> _Given problem_
State how many lines in these records contain the word "true", and nothing else.

---+---

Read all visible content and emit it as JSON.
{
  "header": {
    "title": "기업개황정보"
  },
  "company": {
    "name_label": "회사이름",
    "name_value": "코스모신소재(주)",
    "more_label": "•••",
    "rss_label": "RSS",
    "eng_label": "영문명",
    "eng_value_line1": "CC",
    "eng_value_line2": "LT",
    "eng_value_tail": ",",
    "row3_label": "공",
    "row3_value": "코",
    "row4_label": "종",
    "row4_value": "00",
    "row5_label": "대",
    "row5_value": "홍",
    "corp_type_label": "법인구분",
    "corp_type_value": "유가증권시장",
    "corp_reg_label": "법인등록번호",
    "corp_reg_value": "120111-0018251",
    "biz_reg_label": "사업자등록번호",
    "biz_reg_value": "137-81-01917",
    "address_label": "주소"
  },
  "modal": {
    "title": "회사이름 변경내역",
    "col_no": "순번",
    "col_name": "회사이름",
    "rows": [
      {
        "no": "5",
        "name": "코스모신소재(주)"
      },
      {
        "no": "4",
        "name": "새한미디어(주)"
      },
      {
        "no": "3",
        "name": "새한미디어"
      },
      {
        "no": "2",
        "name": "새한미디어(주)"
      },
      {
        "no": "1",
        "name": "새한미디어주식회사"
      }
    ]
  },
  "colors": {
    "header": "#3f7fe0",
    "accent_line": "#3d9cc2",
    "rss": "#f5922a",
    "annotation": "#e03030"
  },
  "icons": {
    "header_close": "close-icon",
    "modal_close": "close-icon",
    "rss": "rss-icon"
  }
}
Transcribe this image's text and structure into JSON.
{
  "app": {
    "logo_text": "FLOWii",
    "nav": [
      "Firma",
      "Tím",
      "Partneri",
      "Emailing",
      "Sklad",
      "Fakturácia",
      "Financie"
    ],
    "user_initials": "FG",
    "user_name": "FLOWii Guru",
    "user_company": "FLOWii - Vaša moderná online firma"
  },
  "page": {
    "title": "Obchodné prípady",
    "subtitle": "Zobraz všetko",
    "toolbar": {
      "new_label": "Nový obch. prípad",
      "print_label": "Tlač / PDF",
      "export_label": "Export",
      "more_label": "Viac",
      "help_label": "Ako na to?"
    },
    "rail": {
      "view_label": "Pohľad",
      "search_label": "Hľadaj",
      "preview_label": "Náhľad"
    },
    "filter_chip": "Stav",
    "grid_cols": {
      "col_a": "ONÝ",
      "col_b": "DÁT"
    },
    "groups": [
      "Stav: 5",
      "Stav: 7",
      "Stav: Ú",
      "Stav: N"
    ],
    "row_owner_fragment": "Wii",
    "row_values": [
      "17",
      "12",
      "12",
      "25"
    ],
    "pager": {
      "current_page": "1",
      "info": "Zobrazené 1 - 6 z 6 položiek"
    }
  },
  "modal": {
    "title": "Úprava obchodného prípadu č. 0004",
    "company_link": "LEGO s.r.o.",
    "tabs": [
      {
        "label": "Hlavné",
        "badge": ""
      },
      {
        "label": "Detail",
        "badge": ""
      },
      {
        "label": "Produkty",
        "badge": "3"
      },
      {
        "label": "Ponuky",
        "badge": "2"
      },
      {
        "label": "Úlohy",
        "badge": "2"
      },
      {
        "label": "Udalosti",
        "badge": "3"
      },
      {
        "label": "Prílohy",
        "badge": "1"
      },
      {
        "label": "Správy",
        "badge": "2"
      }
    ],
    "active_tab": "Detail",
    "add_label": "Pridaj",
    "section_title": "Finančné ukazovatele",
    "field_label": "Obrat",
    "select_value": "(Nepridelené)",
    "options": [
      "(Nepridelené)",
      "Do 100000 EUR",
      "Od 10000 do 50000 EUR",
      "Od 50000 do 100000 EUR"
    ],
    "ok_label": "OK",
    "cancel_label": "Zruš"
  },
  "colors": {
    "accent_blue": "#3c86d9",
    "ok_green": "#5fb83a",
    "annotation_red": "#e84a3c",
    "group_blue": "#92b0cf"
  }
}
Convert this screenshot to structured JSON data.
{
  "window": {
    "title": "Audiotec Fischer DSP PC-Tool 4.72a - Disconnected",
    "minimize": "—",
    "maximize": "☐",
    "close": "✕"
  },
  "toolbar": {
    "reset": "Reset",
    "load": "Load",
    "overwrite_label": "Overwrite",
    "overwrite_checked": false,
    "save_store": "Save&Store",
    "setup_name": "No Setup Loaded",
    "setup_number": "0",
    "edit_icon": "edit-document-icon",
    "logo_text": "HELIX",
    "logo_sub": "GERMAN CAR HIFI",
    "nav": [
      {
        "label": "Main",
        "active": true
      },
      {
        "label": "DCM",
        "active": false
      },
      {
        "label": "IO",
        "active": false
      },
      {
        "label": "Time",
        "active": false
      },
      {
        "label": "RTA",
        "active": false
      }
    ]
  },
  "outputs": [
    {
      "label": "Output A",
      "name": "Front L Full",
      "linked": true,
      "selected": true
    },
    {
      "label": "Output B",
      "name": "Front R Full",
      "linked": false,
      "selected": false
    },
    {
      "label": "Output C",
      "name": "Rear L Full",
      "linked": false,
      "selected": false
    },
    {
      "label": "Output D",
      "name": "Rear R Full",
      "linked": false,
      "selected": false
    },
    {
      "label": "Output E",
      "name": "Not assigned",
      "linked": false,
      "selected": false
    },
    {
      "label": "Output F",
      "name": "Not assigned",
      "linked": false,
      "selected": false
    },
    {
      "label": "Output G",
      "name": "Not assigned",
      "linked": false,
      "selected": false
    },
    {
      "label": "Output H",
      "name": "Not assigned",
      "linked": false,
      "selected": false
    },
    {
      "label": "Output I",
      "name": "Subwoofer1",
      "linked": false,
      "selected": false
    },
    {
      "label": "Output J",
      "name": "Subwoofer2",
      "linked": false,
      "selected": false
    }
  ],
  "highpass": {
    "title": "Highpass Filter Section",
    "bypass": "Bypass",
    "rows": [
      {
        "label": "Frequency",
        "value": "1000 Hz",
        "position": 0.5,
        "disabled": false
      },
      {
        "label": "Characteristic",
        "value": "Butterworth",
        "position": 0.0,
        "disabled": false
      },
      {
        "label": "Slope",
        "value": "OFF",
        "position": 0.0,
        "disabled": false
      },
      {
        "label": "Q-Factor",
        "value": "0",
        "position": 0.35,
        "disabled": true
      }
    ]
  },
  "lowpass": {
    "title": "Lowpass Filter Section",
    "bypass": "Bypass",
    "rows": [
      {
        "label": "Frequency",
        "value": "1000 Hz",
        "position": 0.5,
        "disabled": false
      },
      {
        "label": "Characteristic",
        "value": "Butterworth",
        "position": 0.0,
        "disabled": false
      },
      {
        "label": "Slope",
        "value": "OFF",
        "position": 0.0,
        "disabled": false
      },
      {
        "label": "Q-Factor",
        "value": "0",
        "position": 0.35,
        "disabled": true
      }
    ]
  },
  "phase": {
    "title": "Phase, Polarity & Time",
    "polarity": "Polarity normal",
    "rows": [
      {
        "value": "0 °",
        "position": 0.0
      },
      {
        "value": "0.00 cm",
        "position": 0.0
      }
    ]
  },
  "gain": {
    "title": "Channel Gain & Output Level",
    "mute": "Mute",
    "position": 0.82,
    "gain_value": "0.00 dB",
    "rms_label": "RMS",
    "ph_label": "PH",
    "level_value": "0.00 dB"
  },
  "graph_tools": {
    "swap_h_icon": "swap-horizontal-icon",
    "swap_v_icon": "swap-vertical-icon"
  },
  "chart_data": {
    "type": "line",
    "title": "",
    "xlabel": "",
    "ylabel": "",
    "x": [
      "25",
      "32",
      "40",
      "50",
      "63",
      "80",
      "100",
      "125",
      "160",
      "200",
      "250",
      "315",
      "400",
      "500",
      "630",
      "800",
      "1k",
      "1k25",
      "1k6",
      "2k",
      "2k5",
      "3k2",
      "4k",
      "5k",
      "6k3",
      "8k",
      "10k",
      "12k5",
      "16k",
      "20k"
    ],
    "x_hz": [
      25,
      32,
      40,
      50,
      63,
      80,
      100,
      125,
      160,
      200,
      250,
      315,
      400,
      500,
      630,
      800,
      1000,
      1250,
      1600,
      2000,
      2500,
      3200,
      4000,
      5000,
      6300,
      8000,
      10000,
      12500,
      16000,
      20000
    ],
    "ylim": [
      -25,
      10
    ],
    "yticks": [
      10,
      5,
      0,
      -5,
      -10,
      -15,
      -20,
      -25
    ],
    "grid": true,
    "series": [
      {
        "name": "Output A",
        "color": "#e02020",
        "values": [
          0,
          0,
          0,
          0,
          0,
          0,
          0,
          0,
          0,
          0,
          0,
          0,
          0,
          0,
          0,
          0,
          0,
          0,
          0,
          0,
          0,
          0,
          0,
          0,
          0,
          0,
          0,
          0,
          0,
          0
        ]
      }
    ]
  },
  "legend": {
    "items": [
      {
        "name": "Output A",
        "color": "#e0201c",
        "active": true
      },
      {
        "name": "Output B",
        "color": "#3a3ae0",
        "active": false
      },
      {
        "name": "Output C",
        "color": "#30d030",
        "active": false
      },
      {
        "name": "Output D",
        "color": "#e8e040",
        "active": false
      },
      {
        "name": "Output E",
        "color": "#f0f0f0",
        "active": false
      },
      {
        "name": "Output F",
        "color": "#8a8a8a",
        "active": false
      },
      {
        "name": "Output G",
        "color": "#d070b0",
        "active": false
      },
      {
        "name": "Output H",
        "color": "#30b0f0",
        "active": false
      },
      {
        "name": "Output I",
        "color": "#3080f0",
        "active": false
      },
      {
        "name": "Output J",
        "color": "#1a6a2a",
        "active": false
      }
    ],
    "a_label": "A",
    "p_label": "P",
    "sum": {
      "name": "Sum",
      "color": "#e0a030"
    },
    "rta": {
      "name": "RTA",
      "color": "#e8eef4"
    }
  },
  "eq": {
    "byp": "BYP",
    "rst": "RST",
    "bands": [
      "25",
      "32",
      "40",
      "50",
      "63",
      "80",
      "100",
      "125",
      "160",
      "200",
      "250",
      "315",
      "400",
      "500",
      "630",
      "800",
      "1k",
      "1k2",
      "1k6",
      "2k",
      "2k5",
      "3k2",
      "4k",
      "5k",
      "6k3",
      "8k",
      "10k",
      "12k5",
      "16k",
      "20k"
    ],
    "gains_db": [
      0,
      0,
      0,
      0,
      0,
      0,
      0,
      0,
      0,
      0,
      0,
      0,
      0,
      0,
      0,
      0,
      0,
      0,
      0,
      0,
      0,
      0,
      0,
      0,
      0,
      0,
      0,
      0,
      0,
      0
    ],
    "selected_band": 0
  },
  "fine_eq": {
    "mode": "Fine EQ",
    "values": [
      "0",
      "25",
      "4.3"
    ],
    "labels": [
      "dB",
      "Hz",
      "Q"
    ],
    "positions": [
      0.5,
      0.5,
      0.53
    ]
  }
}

---+---

> _Exercise result_
7